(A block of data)
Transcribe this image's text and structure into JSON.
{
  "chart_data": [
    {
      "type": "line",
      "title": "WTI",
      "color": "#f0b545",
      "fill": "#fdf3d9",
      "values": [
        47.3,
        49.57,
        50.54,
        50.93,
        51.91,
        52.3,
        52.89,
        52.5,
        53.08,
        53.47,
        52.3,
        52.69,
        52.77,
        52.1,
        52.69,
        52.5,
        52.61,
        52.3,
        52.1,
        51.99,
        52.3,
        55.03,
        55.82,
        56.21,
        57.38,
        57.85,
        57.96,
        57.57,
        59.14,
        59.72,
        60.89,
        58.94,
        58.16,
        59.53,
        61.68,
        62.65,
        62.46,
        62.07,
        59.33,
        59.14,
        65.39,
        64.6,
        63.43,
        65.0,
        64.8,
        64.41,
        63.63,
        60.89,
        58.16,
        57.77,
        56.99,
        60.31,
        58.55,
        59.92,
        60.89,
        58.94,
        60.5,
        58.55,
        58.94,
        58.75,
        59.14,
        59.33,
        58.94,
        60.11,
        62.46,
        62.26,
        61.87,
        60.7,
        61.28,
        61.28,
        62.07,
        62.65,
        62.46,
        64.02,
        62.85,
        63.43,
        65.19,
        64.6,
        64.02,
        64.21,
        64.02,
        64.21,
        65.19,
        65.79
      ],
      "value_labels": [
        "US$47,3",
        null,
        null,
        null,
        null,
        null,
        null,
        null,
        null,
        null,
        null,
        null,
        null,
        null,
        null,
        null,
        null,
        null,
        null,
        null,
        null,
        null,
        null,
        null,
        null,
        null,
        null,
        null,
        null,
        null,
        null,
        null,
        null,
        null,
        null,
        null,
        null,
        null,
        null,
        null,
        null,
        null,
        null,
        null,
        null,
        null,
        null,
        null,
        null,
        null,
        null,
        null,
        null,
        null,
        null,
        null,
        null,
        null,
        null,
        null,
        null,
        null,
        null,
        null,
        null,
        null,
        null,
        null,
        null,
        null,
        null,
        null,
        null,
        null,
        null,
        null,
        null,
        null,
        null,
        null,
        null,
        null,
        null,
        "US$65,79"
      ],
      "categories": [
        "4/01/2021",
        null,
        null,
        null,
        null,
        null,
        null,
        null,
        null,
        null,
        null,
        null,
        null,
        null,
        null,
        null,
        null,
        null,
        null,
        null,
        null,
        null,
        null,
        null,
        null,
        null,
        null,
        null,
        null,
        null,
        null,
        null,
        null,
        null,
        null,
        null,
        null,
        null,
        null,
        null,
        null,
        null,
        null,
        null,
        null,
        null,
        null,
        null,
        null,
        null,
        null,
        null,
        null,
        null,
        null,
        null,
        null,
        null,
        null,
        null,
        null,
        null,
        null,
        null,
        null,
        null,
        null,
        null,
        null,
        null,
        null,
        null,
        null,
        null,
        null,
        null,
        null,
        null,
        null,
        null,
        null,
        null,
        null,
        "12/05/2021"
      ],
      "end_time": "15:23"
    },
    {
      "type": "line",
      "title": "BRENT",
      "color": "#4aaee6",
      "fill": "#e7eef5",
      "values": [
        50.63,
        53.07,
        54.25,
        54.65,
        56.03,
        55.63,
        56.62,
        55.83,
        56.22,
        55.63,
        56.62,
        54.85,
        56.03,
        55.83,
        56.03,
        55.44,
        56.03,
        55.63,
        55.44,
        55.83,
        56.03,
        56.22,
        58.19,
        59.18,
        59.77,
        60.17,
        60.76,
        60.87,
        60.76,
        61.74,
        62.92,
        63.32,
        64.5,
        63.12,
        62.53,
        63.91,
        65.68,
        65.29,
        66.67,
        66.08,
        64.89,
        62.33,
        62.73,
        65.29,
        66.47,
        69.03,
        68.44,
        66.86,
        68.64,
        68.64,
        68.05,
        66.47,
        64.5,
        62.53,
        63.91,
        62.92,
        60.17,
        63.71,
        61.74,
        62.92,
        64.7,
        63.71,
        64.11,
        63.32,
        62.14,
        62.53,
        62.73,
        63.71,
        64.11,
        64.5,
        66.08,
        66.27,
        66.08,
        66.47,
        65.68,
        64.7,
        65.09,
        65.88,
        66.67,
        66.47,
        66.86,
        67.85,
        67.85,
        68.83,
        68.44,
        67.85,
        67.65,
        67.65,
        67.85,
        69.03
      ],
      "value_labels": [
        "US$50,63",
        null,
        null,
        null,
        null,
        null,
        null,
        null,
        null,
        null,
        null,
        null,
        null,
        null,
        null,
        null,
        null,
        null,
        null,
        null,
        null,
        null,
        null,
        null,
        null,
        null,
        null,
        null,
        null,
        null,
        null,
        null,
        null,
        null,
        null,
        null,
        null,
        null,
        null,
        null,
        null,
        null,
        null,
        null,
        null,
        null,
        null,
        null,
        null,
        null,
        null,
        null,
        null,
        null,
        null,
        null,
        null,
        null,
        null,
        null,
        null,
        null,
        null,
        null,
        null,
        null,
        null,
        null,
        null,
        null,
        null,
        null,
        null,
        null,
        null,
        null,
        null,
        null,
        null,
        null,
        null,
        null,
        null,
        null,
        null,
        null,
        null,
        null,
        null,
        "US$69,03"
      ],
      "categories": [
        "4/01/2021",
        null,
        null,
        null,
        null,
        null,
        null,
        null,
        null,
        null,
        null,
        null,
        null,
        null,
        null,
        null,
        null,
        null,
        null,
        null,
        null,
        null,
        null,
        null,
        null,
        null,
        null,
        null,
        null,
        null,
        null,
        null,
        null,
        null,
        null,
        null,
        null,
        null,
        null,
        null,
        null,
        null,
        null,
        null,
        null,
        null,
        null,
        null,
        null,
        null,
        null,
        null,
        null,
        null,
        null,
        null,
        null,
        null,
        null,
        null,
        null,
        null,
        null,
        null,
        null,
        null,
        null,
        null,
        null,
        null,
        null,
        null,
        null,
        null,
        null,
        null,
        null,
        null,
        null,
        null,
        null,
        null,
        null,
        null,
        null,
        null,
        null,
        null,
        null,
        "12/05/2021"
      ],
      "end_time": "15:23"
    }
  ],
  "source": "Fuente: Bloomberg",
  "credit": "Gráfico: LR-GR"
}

▶ [Do this]:
Exactly reproduce every line of the records.

▶ [Answer for this exercise]:
Transcribe this image's text and structure into JSON.
{
  "chart_data": [
    {
      "type": "line",
      "title": "WTI",
      "color": "#f0b545",
      "fill": "#fdf3d9",
      "values": [
        47.3,
        49.57,
        50.54,
        50.93,
        51.91,
        52.3,
        52.89,
        52.5,
        53.08,
        53.47,
        52.3,
        52.69,
        52.77,
        52.1,
        52.69,
        52.5,
        52.61,
        52.3,
        52.1,
        51.99,
        52.3,
        55.03,
        55.82,
        56.21,
        57.38,
        57.85,
        57.96,
        57.57,
        59.14,
        59.72,
        60.89,
        58.94,
        58.16,
        59.53,
        61.68,
        62.65,
        62.46,
        62.07,
        59.33,
        59.14,
        65.39,
        64.6,
        63.43,
        65.0,
        64.8,
        64.41,
        63.63,
        60.89,
        58.16,
        57.77,
        56.99,
        60.31,
        58.55,
        59.92,
        60.89,
        58.94,
        60.5,
        58.55,
        58.94,
        58.75,
        59.14,
        59.33,
        58.94,
        60.11,
        62.46,
        62.26,
        61.87,
        60.7,
        61.28,
        61.28,
        62.07,
        62.65,
        62.46,
        64.02,
        62.85,
        63.43,
        65.19,
        64.6,
        64.02,
        64.21,
        64.02,
        64.21,
        65.19,
        65.79
      ],
      "value_labels": [
        "US$47,3",
        null,
        null,
        null,
        null,
        null,
        null,
        null,
        null,
        null,
        null,
        null,
        null,
        null,
        null,
        null,
        null,
        null,
        null,
        null,
        null,
        null,
        null,
        null,
        null,
        null,
        null,
        null,
        null,
        null,
        null,
        null,
        null,
        null,
        null,
        null,
        null,
        null,
        null,
        null,
        null,
        null,
        null,
        null,
        null,
        null,
        null,
        null,
        null,
        null,
        null,
        null,
        null,
        null,
        null,
        null,
        null,
        null,
        null,
        null,
        null,
        null,
        null,
        null,
        null,
        null,
        null,
        null,
        null,
        null,
        null,
        null,
        null,
        null,
        null,
        null,
        null,
        null,
        null,
        null,
        null,
        null,
        null,
        "US$65,79"
      ],
      "categories": [
        "4/01/2021",
        null,
        null,
        null,
        null,
        null,
        null,
        null,
        null,
        null,
        null,
        null,
        null,
        null,
        null,
        null,
        null,
        null,
        null,
        null,
        null,
        null,
        null,
        null,
        null,
        null,
        null,
        null,
        null,
        null,
        null,
        null,
        null,
        null,
        null,
        null,
        null,
        null,
        null,
        null,
        null,
        null,
        null,
        null,
        null,
        null,
        null,
        null,
        null,
        null,
        null,
        null,
        null,
        null,
        null,
        null,
        null,
        null,
        null,
        null,
        null,
        null,
        null,
        null,
        null,
        null,
        null,
        null,
        null,
        null,
        null,
        null,
        null,
        null,
        null,
        null,
        null,
        null,
        null,
        null,
        null,
        null,
        null,
        "12/05/2021"
      ],
      "end_time": "15:23"
    },
    {
      "type": "line",
      "title": "BRENT",
      "color": "#4aaee6",
      "fill": "#e7eef5",
      "values": [
        50.63,
        53.07,
        54.25,
        54.65,
        56.03,
        55.63,
        56.62,
        55.83,
        56.22,
        55.63,
        56.62,
        54.85,
        56.03,
        55.83,
        56.03,
        55.44,
        56.03,
        55.63,
        55.44,
        55.83,
        56.03,
        56.22,
        58.19,
        59.18,
        59.77,
        60.17,
        60.76,
        60.87,
        60.76,
        61.74,
        62.92,
        63.32,
        64.5,
        63.12,
        62.53,
        63.91,
        65.68,
        65.29,
        66.67,
        66.08,
        64.89,
        62.33,
        62.73,
        65.29,
        66.47,
        69.03,
        68.44,
        66.86,
        68.64,
        68.64,
        68.05,
        66.47,
        64.5,
        62.53,
        63.91,
        62.92,
        60.17,
        63.71,
        61.74,
        62.92,
        64.7,
        63.71,
        64.11,
        63.32,
        62.14,
        62.53,
        62.73,
        63.71,
        64.11,
        64.5,
        66.08,
        66.27,
        66.08,
        66.47,
        65.68,
        64.7,
        65.09,
        65.88,
        66.67,
        66.47,
        66.86,
        67.85,
        67.85,
        68.83,
        68.44,
        67.85,
        67.65,
        67.65,
        67.85,
        69.03
      ],
      "value_labels": [
        "US$50,63",
        null,
        null,
        null,
        null,
        null,
        null,
        null,
        null,
        null,
        null,
        null,
        null,
        null,
        null,
        null,
        null,
        null,
        null,
        null,
        null,
        null,
        null,
        null,
        null,
        null,
        null,
        null,
        null,
        null,
        null,
        null,
        null,
        null,
        null,
        null,
        null,
        null,
        null,
        null,
        null,
        null,
        null,
        null,
        null,
        null,
        null,
        null,
        null,
        null,
        null,
        null,
        null,
        null,
        null,
        null,
        null,
        null,
        null,
        null,
        null,
        null,
        null,
        null,
        null,
        null,
        null,
        null,
        null,
        null,
        null,
        null,
        null,
        null,
        null,
        null,
        null,
        null,
        null,
        null,
        null,
        null,
        null,
        null,
        null,
        null,
        null,
        null,
        null,
        "US$69,03"
      ],
      "categories": [
        "4/01/2021",
        null,
        null,
        null,
        null,
        null,
        null,
        null,
        null,
        null,
        null,
        null,
        null,
        null,
        null,
        null,
        null,
        null,
        null,
        null,
        null,
        null,
        null,
        null,
        null,
        null,
        null,
        null,
        null,
        null,
        null,
        null,
        null,
        null,
        null,
        null,
        null,
        null,
        null,
        null,
        null,
        null,
        null,
        null,
        null,
        null,
        null,
        null,
        null,
        null,
        null,
        null,
        null,
        null,
        null,
        null,
        null,
        null,
        null,
        null,
        null,
        null,
        null,
        null,
        null,
        null,
        null,
        null,
        null,
        null,
        null,
        null,
        null,
        null,
        null,
        null,
        null,
        null,
        null,
        null,
        null,
        null,
        null,
        null,
        null,
        null,
        null,
        null,
        null,
        "12/05/2021"
      ],
      "end_time": "15:23"
    }
  ],
  "source": "Fuente: Bloomberg",
  "credit": "Gráfico: LR-GR"
}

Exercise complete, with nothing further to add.